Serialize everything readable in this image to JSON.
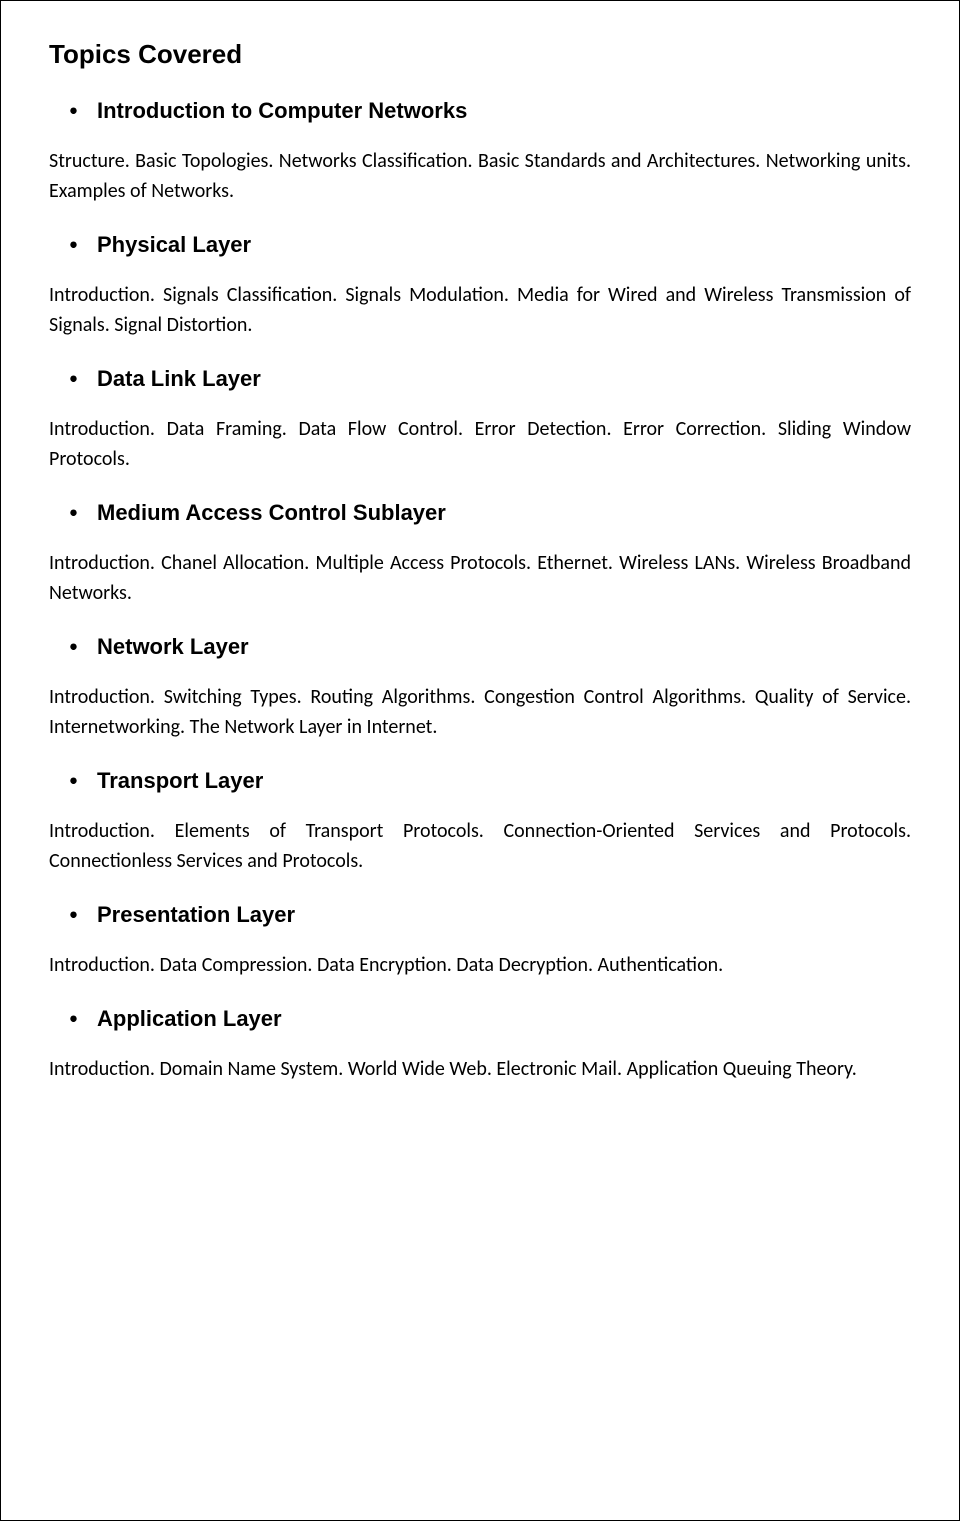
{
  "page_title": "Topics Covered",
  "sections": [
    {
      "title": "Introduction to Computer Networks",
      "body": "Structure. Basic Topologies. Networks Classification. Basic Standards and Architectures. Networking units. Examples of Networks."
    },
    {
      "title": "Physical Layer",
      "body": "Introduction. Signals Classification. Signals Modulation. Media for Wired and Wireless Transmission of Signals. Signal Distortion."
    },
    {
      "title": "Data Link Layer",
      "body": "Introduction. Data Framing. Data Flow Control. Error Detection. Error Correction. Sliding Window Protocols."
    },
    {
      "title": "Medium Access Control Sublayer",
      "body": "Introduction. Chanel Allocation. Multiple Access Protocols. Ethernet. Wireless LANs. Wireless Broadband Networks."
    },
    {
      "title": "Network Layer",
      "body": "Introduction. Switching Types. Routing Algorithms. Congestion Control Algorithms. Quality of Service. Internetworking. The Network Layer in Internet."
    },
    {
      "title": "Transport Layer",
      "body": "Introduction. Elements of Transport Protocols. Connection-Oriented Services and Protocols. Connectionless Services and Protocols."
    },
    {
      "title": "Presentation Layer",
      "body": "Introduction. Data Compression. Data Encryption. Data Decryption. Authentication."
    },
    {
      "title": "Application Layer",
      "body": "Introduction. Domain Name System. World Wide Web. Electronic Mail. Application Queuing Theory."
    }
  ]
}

━━━━

WRITTEN TASK:
Where a line above holds the string "Wireless", show that line.

FINAL RESULT:
      "body": "Introduction. Signals Classification. Signals Modulation. Media for Wired and Wireless Transmission of Signals. Signal Distortion."
      "body": "Introduction. Chanel Allocation. Multiple Access Protocols. Ethernet. Wireless LANs. Wireless Broadband Networks."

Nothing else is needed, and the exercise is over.